_What you should do_
Wherever the string "text" occurs in a line of these records, report that line.

[Data entries]
╭──
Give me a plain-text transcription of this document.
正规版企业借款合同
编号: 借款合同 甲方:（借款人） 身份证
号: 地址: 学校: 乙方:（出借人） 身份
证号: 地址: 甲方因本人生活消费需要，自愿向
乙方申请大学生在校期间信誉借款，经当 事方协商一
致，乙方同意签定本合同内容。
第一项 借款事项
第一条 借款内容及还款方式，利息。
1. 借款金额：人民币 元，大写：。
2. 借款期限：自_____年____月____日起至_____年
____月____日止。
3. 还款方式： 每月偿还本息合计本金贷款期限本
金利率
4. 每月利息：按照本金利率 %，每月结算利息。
╰──
╭──
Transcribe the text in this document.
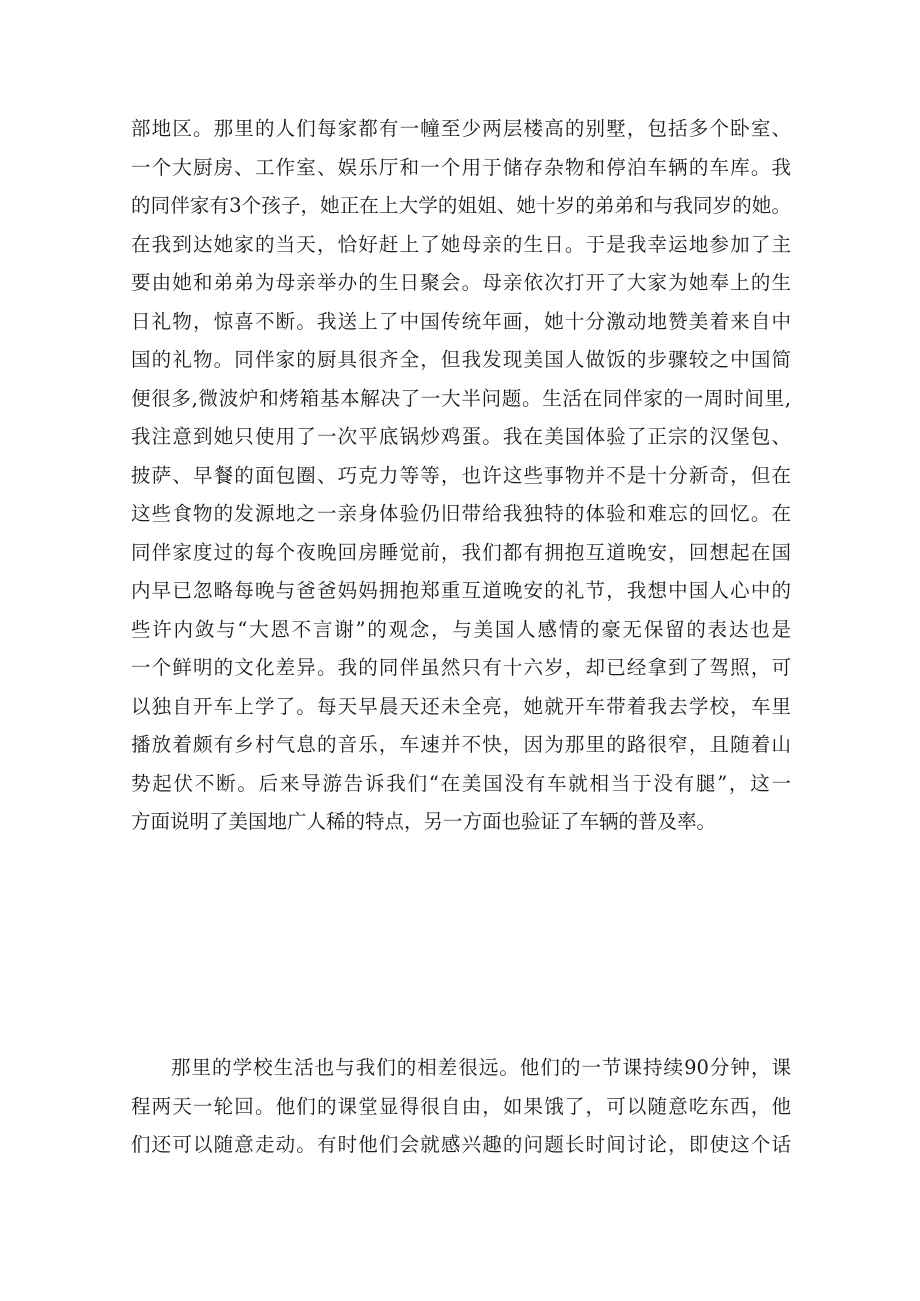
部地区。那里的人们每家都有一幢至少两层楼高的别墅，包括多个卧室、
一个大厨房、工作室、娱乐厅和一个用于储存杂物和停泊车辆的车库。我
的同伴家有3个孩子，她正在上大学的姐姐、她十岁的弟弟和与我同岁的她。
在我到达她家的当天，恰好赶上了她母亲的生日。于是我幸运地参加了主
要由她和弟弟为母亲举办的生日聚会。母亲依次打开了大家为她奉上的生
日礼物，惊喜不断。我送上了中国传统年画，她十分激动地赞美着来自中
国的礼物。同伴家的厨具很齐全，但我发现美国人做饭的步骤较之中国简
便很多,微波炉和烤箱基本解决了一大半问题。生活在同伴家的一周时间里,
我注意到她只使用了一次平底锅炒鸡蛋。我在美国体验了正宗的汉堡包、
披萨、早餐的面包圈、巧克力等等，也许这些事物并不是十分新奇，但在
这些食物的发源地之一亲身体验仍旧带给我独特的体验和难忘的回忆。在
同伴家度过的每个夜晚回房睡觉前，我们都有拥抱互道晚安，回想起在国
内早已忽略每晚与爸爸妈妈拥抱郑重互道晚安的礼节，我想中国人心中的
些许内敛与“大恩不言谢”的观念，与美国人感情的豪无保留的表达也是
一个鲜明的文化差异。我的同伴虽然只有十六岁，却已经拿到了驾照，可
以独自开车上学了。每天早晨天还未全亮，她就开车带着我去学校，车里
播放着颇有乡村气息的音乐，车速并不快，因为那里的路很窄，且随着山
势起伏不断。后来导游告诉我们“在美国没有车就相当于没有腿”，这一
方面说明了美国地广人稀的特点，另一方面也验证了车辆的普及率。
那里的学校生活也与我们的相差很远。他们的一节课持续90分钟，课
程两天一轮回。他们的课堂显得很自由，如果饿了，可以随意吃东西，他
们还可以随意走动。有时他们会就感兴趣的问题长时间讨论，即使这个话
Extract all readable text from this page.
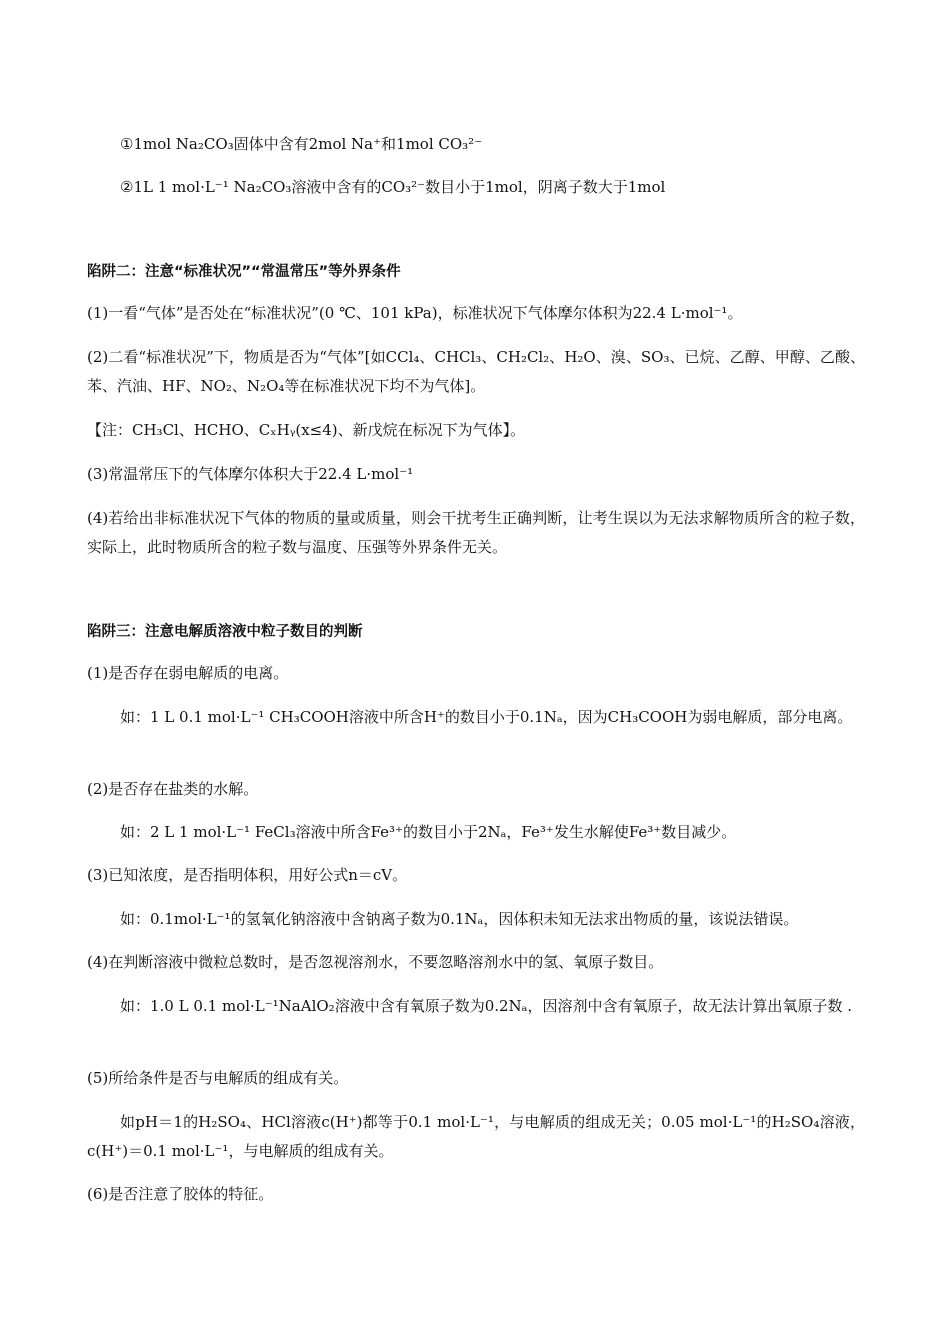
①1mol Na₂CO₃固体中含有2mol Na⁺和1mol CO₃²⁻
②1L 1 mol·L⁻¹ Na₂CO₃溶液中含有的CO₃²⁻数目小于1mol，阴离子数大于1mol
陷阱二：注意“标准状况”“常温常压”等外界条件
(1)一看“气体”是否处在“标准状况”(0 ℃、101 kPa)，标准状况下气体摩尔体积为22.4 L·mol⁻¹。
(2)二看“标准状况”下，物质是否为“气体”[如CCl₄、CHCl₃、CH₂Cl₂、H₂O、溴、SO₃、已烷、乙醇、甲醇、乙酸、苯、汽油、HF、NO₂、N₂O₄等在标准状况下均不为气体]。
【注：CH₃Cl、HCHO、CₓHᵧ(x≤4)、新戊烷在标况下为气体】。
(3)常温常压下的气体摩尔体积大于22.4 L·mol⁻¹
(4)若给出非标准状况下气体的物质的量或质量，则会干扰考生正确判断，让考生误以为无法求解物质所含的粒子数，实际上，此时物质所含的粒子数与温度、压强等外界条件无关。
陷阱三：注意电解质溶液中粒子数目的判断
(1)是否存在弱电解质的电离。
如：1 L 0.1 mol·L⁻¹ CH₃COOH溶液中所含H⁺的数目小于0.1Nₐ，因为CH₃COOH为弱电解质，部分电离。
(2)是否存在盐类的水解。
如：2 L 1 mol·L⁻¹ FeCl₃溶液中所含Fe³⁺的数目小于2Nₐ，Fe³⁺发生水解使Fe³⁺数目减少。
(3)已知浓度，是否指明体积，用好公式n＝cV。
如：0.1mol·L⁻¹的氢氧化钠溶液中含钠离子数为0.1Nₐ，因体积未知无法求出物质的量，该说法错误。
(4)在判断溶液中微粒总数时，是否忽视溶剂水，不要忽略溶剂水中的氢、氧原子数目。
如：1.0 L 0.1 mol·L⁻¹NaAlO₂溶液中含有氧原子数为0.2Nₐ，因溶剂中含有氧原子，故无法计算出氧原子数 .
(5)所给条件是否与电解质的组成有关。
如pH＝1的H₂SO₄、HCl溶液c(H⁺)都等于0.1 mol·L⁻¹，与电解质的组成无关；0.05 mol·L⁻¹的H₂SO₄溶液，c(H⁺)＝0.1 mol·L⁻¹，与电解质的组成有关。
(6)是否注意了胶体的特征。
╰──
_Complete answer_
Give me a plain-text transcription of this document.
Transcribe the text in this document.
Extract all readable text from this page.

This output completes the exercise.